§ **Your task**
The listing below must be repeated word for word, with its images excluded.

§ **Supplied material**
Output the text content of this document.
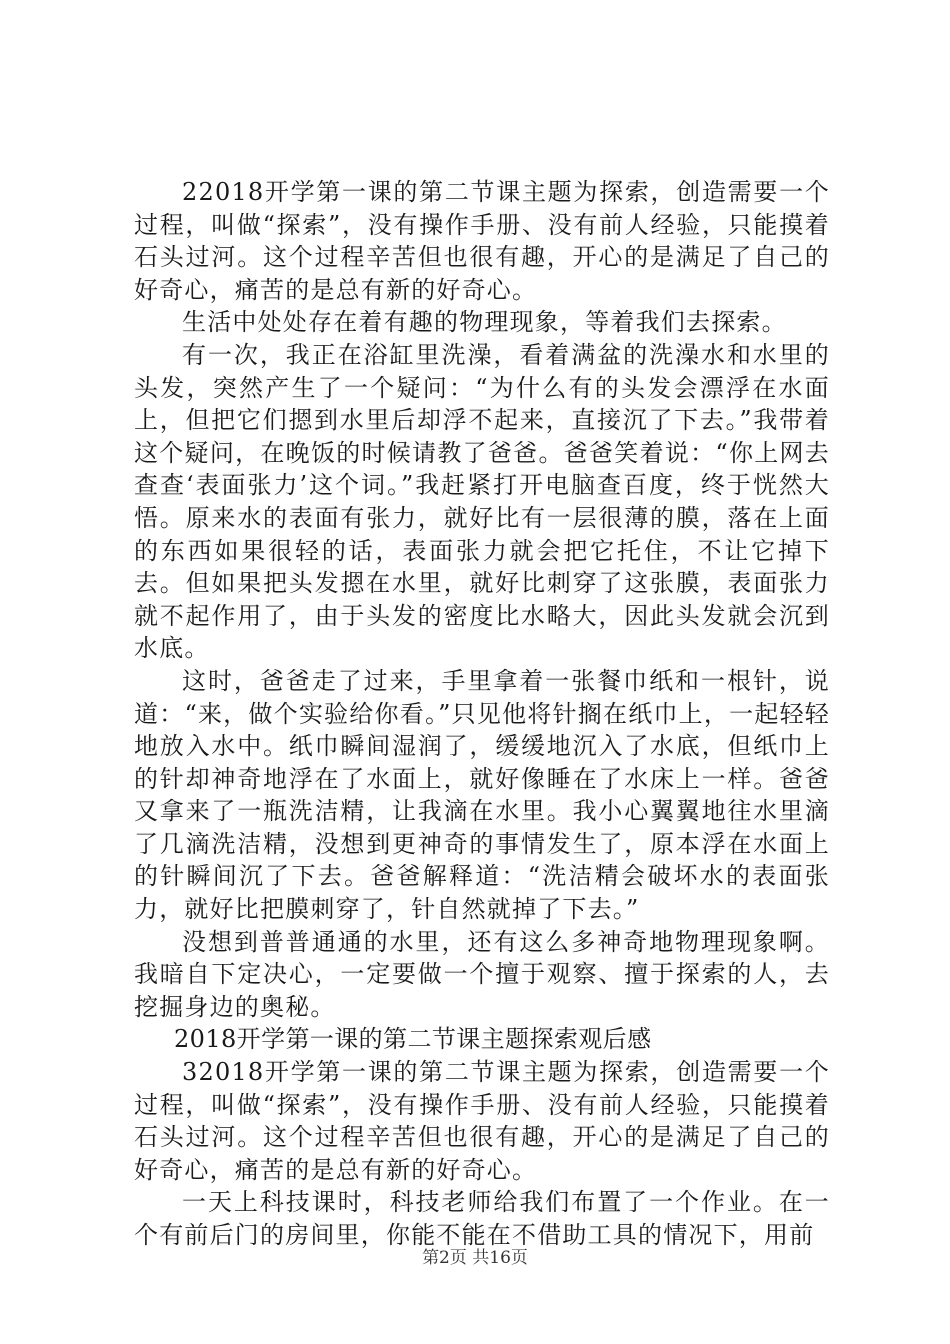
22018开学第一课的第二节课主题为探索，创造需要一个过程，叫做“探索”，没有操作手册、没有前人经验，只能摸着石头过河。这个过程辛苦但也很有趣，开心的是满足了自己的好奇心，痛苦的是总有新的好奇心。

生活中处处存在着有趣的物理现象，等着我们去探索。

有一次，我正在浴缸里洗澡，看着满盆的洗澡水和水里的头发，突然产生了一个疑问：“为什么有的头发会漂浮在水面上，但把它们摁到水里后却浮不起来，直接沉了下去。”我带着这个疑问，在晚饭的时候请教了爸爸。爸爸笑着说：“你上网去查查‘表面张力’这个词。”我赶紧打开电脑查百度，终于恍然大悟。原来水的表面有张力，就好比有一层很薄的膜，落在上面的东西如果很轻的话，表面张力就会把它托住，不让它掉下去。但如果把头发摁在水里，就好比刺穿了这张膜，表面张力就不起作用了，由于头发的密度比水略大，因此头发就会沉到水底。

这时，爸爸走了过来，手里拿着一张餐巾纸和一根针，说道：“来，做个实验给你看。”只见他将针搁在纸巾上，一起轻轻地放入水中。纸巾瞬间湿润了，缓缓地沉入了水底，但纸巾上的针却神奇地浮在了水面上，就好像睡在了水床上一样。爸爸又拿来了一瓶洗洁精，让我滴在水里。我小心翼翼地往水里滴了几滴洗洁精，没想到更神奇的事情发生了，原本浮在水面上的针瞬间沉了下去。爸爸解释道：“洗洁精会破坏水的表面张力，就好比把膜刺穿了，针自然就掉了下去。”

没想到普普通通的水里，还有这么多神奇地物理现象啊。我暗自下定决心，一定要做一个擅于观察、擅于探索的人，去挖掘身边的奥秘。

2018开学第一课的第二节课主题探索观后感

32018开学第一课的第二节课主题为探索，创造需要一个过程，叫做“探索”，没有操作手册、没有前人经验，只能摸着石头过河。这个过程辛苦但也很有趣，开心的是满足了自己的好奇心，痛苦的是总有新的好奇心。

一天上科技课时，科技老师给我们布置了一个作业。在一个有前后门的房间里，你能不能在不借助工具的情况下，用前

第2页 共16页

§ **Written response**
Output the text content of this document.
22018开学第一课的第二节课主题为探索，创造需要一个过程，叫做“探索”，没有操作手册、没有前人经验，只能摸着石头过河。这个过程辛苦但也很有趣，开心的是满足了自己的好奇心，痛苦的是总有新的好奇心。

生活中处处存在着有趣的物理现象，等着我们去探索。

有一次，我正在浴缸里洗澡，看着满盆的洗澡水和水里的头发，突然产生了一个疑问：“为什么有的头发会漂浮在水面上，但把它们摁到水里后却浮不起来，直接沉了下去。”我带着这个疑问，在晚饭的时候请教了爸爸。爸爸笑着说：“你上网去查查‘表面张力’这个词。”我赶紧打开电脑查百度，终于恍然大悟。原来水的表面有张力，就好比有一层很薄的膜，落在上面的东西如果很轻的话，表面张力就会把它托住，不让它掉下去。但如果把头发摁在水里，就好比刺穿了这张膜，表面张力就不起作用了，由于头发的密度比水略大，因此头发就会沉到水底。

这时，爸爸走了过来，手里拿着一张餐巾纸和一根针，说道：“来，做个实验给你看。”只见他将针搁在纸巾上，一起轻轻地放入水中。纸巾瞬间湿润了，缓缓地沉入了水底，但纸巾上的针却神奇地浮在了水面上，就好像睡在了水床上一样。爸爸又拿来了一瓶洗洁精，让我滴在水里。我小心翼翼地往水里滴了几滴洗洁精，没想到更神奇的事情发生了，原本浮在水面上的针瞬间沉了下去。爸爸解释道：“洗洁精会破坏水的表面张力，就好比把膜刺穿了，针自然就掉了下去。”

没想到普普通通的水里，还有这么多神奇地物理现象啊。我暗自下定决心，一定要做一个擅于观察、擅于探索的人，去挖掘身边的奥秘。

2018开学第一课的第二节课主题探索观后感

32018开学第一课的第二节课主题为探索，创造需要一个过程，叫做“探索”，没有操作手册、没有前人经验，只能摸着石头过河。这个过程辛苦但也很有趣，开心的是满足了自己的好奇心，痛苦的是总有新的好奇心。

一天上科技课时，科技老师给我们布置了一个作业。在一个有前后门的房间里，你能不能在不借助工具的情况下，用前

第2页 共16页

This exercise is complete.